Exercise details
Skip the pictures and quote all of the lines exactly.

# START OF Provided information

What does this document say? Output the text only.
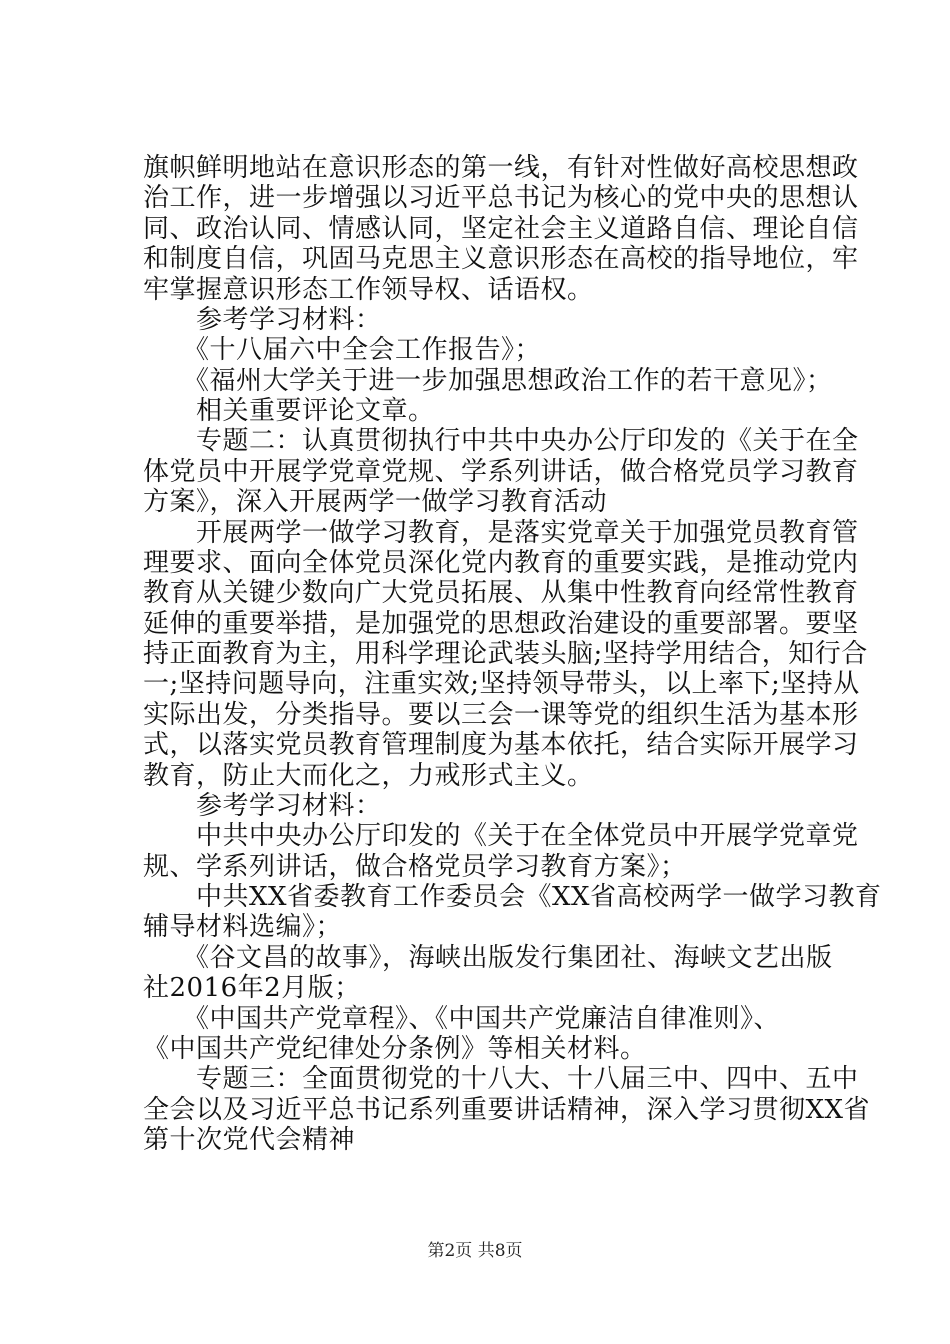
旗帜鲜明地站在意识形态的第一线，有针对性做好高校思想政
治工作，进一步增强以习近平总书记为核心的党中央的思想认
同、政治认同、情感认同，坚定社会主义道路自信、理论自信
和制度自信，巩固马克思主义意识形态在高校的指导地位，牢
牢掌握意识形态工作领导权、话语权。
　　参考学习材料：
　　《十八届六中全会工作报告》；
　　《福州大学关于进一步加强思想政治工作的若干意见》；
　　相关重要评论文章。
　　专题二：认真贯彻执行中共中央办公厅印发的《关于在全
体党员中开展学党章党规、学系列讲话，做合格党员学习教育
方案》，深入开展两学一做学习教育活动
　　开展两学一做学习教育，是落实党章关于加强党员教育管
理要求、面向全体党员深化党内教育的重要实践，是推动党内
教育从关键少数向广大党员拓展、从集中性教育向经常性教育
延伸的重要举措，是加强党的思想政治建设的重要部署。要坚
持正面教育为主，用科学理论武装头脑;坚持学用结合，知行合
一;坚持问题导向，注重实效;坚持领导带头，以上率下;坚持从
实际出发，分类指导。要以三会一课等党的组织生活为基本形
式，以落实党员教育管理制度为基本依托，结合实际开展学习
教育，防止大而化之，力戒形式主义。
　　参考学习材料：
　　中共中央办公厅印发的《关于在全体党员中开展学党章党
规、学系列讲话，做合格党员学习教育方案》；
　　中共XX省委教育工作委员会《XX省高校两学一做学习教育
辅导材料选编》；
　　《谷文昌的故事》，海峡出版发行集团社、海峡文艺出版
社2016年2月版；
　　《中国共产党章程》、《中国共产党廉洁自律准则》、
《中国共产党纪律处分条例》等相关材料。
　　专题三：全面贯彻党的十八大、十八届三中、四中、五中
全会以及习近平总书记系列重要讲话精神，深入学习贯彻XX省
第十次党代会精神
第2页 共8页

# END OF Provided information

Worked solution
What does this document say? Output the text only.
旗帜鲜明地站在意识形态的第一线，有针对性做好高校思想政
治工作，进一步增强以习近平总书记为核心的党中央的思想认
同、政治认同、情感认同，坚定社会主义道路自信、理论自信
和制度自信，巩固马克思主义意识形态在高校的指导地位，牢
牢掌握意识形态工作领导权、话语权。
　　参考学习材料：
　　《十八届六中全会工作报告》；
　　《福州大学关于进一步加强思想政治工作的若干意见》；
　　相关重要评论文章。
　　专题二：认真贯彻执行中共中央办公厅印发的《关于在全
体党员中开展学党章党规、学系列讲话，做合格党员学习教育
方案》，深入开展两学一做学习教育活动
　　开展两学一做学习教育，是落实党章关于加强党员教育管
理要求、面向全体党员深化党内教育的重要实践，是推动党内
教育从关键少数向广大党员拓展、从集中性教育向经常性教育
延伸的重要举措，是加强党的思想政治建设的重要部署。要坚
持正面教育为主，用科学理论武装头脑;坚持学用结合，知行合
一;坚持问题导向，注重实效;坚持领导带头，以上率下;坚持从
实际出发，分类指导。要以三会一课等党的组织生活为基本形
式，以落实党员教育管理制度为基本依托，结合实际开展学习
教育，防止大而化之，力戒形式主义。
　　参考学习材料：
　　中共中央办公厅印发的《关于在全体党员中开展学党章党
规、学系列讲话，做合格党员学习教育方案》；
　　中共XX省委教育工作委员会《XX省高校两学一做学习教育
辅导材料选编》；
　　《谷文昌的故事》，海峡出版发行集团社、海峡文艺出版
社2016年2月版；
　　《中国共产党章程》、《中国共产党廉洁自律准则》、
《中国共产党纪律处分条例》等相关材料。
　　专题三：全面贯彻党的十八大、十八届三中、四中、五中
全会以及习近平总书记系列重要讲话精神，深入学习贯彻XX省
第十次党代会精神
第2页 共8页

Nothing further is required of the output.